## SUPPLIED RECORDS
· · · · · · ·

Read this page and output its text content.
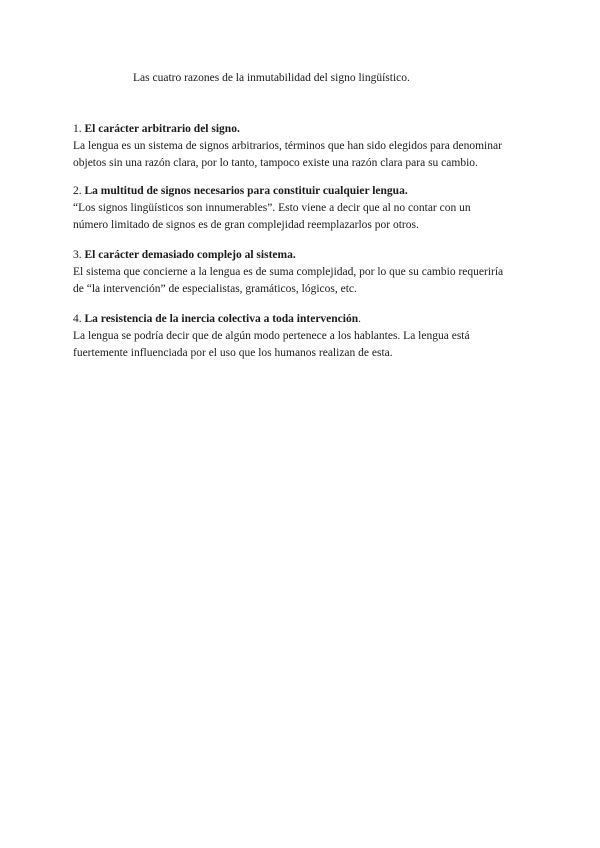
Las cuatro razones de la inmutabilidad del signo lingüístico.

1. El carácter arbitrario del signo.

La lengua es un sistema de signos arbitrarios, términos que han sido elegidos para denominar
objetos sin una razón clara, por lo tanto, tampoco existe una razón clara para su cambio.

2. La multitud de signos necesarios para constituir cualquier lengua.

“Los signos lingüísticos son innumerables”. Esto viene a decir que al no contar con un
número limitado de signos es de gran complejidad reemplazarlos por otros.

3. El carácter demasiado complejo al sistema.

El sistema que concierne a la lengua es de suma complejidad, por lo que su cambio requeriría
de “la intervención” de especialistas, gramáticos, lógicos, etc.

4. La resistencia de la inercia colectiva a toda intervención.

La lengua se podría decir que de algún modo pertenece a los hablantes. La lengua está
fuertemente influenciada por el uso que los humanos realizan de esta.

· · · · · · ·

## OBJECTIVE
Strip the images and reproduce the remaining records precisely.

## RESULT OF THE TASK
Read this page and output its text content.
Las cuatro razones de la inmutabilidad del signo lingüístico.

1. El carácter arbitrario del signo.

La lengua es un sistema de signos arbitrarios, términos que han sido elegidos para denominar
objetos sin una razón clara, por lo tanto, tampoco existe una razón clara para su cambio.

2. La multitud de signos necesarios para constituir cualquier lengua.

“Los signos lingüísticos son innumerables”. Esto viene a decir que al no contar con un
número limitado de signos es de gran complejidad reemplazarlos por otros.

3. El carácter demasiado complejo al sistema.

El sistema que concierne a la lengua es de suma complejidad, por lo que su cambio requeriría
de “la intervención” de especialistas, gramáticos, lógicos, etc.

4. La resistencia de la inercia colectiva a toda intervención.

La lengua se podría decir que de algún modo pertenece a los hablantes. La lengua está
fuertemente influenciada por el uso que los humanos realizan de esta.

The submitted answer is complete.